▶ _TASK REQUIREMENTS_
Filter the records below down to lines containing "Reference".

▶ _PROVIDED INFORMATION_

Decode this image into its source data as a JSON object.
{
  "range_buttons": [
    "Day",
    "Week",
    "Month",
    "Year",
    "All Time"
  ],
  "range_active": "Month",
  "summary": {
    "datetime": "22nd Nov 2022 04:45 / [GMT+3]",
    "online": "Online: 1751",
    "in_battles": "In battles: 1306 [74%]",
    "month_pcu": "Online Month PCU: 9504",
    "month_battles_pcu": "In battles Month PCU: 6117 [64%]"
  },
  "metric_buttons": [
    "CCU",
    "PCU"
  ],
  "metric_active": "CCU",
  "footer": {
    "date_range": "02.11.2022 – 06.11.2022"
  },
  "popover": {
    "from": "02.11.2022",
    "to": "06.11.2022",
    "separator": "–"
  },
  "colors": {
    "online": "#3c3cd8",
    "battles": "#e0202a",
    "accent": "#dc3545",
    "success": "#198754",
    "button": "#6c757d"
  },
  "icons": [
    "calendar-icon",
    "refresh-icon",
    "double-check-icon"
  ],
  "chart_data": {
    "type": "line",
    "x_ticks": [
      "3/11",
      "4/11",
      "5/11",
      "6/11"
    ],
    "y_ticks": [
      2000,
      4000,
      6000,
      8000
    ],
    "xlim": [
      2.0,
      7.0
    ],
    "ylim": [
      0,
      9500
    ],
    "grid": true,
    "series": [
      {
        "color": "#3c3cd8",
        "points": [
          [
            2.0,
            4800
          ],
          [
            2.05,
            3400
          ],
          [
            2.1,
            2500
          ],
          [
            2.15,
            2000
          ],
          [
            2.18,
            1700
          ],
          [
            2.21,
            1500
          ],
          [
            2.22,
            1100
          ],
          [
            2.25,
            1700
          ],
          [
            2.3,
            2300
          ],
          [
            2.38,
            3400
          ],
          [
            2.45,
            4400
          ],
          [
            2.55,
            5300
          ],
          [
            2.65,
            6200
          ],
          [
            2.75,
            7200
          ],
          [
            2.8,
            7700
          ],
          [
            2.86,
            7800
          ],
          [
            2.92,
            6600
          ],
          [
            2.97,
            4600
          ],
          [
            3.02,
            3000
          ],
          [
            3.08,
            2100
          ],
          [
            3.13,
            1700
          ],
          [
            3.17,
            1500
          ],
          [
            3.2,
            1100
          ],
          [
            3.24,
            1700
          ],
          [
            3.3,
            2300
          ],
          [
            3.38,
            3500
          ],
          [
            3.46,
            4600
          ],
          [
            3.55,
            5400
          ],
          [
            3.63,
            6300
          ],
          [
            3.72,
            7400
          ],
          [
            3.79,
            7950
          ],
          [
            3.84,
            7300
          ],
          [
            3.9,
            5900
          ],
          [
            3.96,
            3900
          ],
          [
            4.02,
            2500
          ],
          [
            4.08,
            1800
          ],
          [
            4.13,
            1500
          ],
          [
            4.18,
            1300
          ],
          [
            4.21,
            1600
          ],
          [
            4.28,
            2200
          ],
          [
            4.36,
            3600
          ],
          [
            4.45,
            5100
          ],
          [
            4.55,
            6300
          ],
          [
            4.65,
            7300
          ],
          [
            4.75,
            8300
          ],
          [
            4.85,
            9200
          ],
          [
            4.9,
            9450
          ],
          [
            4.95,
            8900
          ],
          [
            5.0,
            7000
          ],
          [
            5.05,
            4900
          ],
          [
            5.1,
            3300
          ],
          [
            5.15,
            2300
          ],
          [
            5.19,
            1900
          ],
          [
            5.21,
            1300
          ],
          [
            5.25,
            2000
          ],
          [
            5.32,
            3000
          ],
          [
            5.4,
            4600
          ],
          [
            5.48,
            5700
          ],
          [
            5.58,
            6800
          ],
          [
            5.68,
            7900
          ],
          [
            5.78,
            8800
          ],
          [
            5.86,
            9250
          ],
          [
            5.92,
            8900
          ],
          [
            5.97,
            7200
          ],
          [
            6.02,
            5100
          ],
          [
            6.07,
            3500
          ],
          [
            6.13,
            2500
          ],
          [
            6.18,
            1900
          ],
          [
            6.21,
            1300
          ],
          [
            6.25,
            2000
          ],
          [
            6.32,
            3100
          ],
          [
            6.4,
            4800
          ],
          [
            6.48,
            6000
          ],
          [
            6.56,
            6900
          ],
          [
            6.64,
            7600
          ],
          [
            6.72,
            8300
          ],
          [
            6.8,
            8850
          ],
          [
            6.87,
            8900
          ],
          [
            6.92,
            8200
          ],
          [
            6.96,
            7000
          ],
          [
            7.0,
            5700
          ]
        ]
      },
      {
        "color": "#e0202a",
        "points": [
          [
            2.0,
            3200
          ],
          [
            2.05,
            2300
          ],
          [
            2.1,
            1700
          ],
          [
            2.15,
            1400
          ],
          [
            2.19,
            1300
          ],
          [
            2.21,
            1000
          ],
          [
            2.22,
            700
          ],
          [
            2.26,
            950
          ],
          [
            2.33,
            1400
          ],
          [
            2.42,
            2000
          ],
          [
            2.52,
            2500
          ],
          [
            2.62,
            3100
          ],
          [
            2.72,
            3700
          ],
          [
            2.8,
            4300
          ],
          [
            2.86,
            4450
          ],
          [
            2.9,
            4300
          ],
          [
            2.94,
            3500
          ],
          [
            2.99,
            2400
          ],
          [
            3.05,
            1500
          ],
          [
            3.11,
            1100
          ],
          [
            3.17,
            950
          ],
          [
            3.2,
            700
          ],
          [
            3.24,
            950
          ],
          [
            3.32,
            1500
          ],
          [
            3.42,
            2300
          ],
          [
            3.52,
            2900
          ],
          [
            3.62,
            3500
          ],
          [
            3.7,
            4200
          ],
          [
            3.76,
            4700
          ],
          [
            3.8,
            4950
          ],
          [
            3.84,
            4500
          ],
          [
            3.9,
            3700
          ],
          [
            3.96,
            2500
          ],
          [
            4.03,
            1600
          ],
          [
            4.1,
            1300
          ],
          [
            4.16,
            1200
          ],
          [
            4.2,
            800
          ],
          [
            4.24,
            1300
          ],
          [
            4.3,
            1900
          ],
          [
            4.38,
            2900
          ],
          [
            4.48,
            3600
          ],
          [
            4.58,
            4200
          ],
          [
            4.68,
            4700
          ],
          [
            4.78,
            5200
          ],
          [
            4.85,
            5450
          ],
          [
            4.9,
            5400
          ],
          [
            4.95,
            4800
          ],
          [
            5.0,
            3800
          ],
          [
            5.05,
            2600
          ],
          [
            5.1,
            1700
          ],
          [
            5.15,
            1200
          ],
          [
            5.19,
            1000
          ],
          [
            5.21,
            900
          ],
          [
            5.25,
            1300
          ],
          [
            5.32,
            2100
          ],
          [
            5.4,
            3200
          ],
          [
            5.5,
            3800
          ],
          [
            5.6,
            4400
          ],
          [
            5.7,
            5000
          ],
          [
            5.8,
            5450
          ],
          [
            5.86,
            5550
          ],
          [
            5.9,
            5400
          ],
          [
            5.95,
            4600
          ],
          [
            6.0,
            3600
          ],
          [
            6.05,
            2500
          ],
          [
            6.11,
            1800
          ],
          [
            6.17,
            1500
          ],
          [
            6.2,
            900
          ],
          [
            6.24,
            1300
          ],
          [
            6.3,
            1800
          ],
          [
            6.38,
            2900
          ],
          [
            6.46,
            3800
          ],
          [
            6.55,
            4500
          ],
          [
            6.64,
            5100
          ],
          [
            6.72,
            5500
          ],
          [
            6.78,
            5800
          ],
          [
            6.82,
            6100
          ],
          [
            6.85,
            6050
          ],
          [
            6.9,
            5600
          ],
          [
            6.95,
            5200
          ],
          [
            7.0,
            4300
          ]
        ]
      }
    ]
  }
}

==

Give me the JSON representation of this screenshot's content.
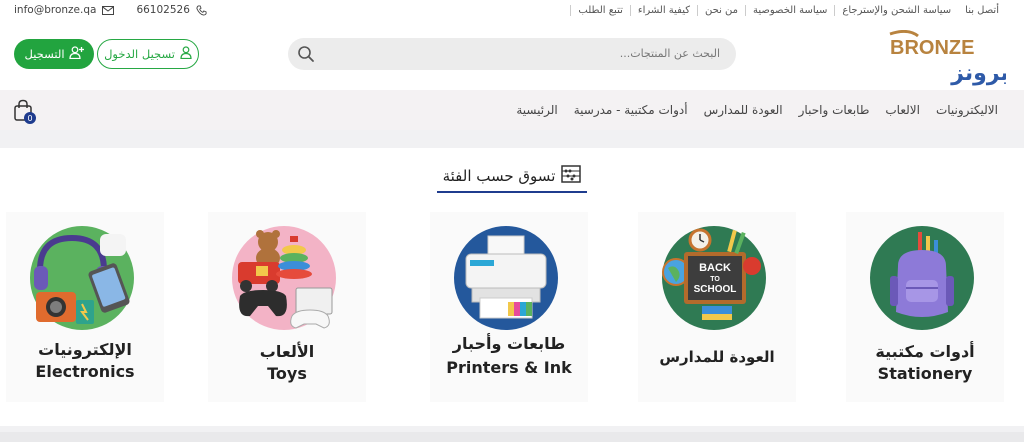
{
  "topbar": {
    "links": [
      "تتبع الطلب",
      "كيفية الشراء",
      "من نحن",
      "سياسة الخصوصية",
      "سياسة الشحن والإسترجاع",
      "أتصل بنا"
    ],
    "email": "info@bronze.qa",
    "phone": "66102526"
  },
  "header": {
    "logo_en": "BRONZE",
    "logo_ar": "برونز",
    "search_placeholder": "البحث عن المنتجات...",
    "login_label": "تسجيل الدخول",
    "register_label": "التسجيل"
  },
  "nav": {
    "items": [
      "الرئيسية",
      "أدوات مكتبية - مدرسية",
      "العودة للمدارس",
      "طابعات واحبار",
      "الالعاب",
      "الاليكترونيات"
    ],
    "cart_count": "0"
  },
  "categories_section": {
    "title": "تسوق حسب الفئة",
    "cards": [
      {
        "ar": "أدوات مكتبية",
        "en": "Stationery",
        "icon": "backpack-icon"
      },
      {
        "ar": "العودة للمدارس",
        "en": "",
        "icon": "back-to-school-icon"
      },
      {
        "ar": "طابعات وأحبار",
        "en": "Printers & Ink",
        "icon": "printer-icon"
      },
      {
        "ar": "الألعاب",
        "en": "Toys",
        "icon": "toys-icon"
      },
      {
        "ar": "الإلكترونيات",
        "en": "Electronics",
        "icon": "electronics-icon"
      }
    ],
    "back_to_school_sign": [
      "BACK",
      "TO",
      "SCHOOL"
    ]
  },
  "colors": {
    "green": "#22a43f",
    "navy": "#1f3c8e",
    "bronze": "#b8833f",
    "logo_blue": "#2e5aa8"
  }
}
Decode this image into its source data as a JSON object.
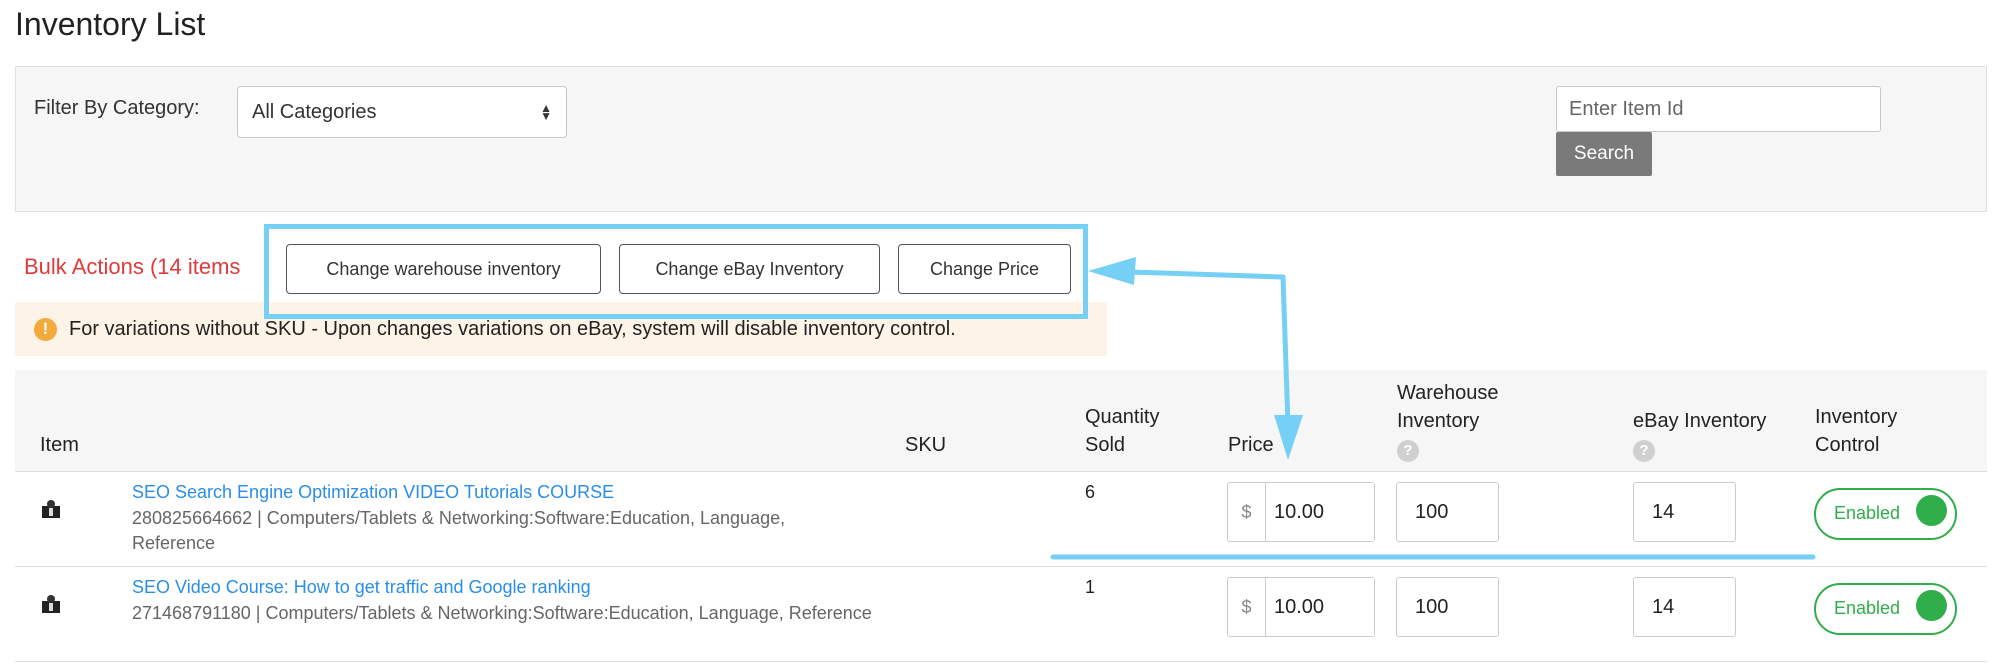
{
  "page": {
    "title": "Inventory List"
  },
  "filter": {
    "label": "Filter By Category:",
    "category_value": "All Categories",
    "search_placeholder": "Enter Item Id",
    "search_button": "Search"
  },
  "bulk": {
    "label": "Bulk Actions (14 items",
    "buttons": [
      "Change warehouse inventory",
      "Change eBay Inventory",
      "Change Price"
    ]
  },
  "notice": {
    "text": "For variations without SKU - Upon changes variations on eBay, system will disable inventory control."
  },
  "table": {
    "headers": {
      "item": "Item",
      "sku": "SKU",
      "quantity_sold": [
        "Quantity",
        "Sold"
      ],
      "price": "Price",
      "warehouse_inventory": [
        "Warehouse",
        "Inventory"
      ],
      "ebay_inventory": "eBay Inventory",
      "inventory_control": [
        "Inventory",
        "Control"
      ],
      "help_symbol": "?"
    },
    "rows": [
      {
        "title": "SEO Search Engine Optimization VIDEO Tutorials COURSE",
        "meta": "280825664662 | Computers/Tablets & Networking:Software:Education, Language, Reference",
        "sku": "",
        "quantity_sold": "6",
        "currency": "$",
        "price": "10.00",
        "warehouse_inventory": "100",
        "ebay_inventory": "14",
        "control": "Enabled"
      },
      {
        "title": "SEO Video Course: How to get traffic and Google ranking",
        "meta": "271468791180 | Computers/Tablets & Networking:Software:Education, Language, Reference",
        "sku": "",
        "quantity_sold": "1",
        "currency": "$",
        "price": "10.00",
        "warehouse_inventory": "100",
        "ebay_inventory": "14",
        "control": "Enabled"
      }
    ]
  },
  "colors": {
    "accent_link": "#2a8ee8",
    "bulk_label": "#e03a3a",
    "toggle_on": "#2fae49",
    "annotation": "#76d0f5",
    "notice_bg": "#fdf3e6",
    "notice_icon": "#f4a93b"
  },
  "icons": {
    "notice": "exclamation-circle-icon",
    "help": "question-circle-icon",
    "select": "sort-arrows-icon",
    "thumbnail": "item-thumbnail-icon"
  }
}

▶ _THE ANSWER_
        "meta": "280825664662 | Computers/Tablets & Networking:Software:Education, Language, Reference",
        "meta": "271468791180 | Computers/Tablets & Networking:Software:Education, Language, Reference",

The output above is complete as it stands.